Check each line of the data for "JORDI" and select those that have it.

(Records excerpted from a collection)

________________________

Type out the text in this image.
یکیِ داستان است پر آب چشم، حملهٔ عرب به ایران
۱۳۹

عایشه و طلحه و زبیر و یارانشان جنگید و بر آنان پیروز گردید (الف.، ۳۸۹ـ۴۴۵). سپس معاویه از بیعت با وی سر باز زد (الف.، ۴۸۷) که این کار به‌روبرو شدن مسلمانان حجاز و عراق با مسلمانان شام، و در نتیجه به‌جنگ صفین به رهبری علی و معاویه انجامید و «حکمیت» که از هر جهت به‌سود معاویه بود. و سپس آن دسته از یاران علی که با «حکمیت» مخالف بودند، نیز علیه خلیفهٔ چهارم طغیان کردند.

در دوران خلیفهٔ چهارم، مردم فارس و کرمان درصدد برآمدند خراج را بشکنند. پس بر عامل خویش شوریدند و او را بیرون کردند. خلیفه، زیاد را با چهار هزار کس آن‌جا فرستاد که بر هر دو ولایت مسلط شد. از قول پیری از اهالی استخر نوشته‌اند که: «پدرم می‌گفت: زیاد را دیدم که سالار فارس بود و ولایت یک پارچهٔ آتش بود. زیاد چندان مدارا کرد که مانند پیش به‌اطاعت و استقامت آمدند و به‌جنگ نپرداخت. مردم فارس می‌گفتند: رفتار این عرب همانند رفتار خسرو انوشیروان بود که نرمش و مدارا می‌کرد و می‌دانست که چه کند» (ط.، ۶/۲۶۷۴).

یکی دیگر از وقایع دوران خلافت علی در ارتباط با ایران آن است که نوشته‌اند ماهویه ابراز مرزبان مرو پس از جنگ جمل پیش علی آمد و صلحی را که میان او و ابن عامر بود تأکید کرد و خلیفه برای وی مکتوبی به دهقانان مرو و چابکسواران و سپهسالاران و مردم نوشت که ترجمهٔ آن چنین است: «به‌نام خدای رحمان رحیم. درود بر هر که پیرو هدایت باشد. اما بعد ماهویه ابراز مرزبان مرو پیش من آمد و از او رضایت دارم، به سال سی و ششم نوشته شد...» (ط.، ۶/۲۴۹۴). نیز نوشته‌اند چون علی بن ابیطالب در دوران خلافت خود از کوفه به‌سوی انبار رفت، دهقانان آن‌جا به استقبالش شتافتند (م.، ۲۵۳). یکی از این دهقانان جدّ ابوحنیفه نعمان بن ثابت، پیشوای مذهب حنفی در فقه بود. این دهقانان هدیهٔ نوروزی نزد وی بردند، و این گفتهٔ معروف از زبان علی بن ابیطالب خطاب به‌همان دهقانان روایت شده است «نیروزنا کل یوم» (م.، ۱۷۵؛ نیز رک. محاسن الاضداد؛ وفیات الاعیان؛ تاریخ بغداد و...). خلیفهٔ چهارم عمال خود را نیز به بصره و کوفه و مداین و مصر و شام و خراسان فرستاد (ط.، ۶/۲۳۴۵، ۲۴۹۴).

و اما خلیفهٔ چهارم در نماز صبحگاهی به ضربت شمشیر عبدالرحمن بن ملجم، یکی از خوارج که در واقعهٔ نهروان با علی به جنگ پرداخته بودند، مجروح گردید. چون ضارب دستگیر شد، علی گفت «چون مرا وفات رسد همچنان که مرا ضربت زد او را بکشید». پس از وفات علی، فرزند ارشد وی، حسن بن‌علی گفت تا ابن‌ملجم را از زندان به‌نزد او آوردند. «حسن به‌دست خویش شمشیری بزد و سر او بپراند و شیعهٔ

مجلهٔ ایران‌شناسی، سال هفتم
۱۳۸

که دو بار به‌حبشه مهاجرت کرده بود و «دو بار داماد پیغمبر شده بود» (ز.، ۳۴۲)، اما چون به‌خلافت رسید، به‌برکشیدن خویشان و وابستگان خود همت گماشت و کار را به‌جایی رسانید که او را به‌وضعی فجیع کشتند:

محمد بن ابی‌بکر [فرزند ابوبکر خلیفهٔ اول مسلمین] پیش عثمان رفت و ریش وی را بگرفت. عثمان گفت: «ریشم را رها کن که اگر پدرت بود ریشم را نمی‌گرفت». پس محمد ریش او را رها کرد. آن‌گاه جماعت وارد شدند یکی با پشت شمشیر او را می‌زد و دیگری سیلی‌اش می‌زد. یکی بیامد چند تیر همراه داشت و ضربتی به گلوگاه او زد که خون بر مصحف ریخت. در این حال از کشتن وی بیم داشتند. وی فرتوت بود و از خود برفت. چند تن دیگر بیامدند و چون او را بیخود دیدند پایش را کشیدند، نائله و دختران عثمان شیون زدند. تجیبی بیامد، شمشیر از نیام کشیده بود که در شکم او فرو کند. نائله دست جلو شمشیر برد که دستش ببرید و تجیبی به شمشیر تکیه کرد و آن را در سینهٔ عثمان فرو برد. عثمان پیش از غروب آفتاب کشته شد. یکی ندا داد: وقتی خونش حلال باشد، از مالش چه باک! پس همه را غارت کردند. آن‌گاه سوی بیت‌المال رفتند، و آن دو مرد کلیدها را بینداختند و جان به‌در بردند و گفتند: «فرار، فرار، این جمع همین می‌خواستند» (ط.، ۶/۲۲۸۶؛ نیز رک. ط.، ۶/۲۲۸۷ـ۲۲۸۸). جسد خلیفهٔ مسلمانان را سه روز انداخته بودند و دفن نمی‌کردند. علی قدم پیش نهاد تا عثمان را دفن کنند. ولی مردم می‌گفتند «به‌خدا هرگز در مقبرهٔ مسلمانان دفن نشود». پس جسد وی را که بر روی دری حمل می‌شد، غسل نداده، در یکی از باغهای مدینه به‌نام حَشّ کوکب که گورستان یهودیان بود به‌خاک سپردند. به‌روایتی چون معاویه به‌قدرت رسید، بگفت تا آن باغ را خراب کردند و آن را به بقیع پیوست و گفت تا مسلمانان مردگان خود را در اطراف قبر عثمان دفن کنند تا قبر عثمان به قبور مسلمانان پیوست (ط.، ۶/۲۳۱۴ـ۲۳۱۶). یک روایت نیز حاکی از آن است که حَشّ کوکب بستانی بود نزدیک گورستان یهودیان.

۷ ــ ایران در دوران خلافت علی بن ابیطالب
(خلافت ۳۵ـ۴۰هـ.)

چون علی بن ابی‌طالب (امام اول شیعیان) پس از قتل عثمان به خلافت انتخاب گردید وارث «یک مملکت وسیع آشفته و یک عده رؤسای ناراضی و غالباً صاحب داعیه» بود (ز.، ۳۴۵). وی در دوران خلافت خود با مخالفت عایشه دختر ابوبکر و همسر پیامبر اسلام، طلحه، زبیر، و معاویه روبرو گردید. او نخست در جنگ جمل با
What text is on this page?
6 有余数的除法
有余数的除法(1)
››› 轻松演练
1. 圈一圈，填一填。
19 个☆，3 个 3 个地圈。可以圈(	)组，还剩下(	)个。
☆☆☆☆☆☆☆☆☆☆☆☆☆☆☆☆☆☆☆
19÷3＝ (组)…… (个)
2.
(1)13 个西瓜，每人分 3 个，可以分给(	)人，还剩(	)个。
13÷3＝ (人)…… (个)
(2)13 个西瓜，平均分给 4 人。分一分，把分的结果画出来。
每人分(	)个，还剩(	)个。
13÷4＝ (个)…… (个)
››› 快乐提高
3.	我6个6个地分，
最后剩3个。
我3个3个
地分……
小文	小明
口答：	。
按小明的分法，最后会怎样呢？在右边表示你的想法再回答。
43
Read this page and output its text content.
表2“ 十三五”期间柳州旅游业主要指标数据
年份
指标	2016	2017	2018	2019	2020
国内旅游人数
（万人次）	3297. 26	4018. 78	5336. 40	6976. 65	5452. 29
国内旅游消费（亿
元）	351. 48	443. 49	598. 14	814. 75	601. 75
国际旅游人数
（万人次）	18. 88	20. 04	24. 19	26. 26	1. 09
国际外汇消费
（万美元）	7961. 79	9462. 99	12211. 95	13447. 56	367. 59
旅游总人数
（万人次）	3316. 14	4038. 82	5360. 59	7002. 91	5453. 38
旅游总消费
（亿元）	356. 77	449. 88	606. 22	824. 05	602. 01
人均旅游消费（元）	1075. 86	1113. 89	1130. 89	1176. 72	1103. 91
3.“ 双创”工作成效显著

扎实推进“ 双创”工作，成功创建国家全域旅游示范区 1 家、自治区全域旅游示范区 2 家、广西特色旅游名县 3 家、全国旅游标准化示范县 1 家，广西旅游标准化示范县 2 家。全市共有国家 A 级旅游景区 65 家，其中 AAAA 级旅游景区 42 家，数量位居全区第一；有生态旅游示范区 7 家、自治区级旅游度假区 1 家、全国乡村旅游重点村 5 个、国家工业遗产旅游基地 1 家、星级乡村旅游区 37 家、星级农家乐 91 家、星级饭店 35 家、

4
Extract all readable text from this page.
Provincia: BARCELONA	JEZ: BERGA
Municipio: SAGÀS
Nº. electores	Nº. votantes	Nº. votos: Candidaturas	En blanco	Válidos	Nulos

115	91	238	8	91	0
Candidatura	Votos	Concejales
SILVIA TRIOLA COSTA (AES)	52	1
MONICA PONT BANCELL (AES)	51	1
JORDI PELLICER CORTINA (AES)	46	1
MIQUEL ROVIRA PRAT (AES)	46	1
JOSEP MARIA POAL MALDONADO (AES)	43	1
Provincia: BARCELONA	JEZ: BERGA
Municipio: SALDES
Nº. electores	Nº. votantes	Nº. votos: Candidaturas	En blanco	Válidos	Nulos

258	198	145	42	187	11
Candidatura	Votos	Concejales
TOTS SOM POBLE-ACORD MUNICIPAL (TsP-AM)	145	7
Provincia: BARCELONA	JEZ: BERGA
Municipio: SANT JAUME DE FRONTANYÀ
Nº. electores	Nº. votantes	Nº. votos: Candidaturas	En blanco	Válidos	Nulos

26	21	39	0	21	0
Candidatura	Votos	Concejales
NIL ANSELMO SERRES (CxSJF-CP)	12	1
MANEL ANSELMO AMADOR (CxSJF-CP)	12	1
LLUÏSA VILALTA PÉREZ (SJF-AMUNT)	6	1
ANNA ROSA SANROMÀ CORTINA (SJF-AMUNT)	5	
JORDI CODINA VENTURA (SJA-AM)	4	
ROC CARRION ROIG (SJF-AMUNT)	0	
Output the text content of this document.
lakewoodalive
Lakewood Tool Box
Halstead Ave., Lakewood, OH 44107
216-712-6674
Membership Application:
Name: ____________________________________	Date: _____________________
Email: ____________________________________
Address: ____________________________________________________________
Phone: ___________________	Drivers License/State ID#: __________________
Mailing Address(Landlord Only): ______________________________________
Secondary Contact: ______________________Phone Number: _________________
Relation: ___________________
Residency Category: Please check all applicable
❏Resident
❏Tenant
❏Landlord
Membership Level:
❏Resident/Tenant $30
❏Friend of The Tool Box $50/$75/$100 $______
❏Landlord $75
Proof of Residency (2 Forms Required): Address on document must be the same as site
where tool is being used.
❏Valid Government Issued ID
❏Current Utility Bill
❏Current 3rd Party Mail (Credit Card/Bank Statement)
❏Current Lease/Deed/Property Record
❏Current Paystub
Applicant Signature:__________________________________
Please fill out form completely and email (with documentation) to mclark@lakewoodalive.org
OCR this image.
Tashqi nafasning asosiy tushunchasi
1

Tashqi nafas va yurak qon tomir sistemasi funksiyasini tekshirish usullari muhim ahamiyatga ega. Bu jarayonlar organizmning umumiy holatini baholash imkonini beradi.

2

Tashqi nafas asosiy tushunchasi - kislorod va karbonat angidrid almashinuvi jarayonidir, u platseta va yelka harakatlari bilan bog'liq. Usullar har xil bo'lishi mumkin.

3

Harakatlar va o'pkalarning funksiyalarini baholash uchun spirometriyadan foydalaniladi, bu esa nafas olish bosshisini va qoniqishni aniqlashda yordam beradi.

________________________

> [Full answer]:
JORDI PELLICER CORTINA (AES)	46	1
JORDI CODINA VENTURA (SJA-AM)	4	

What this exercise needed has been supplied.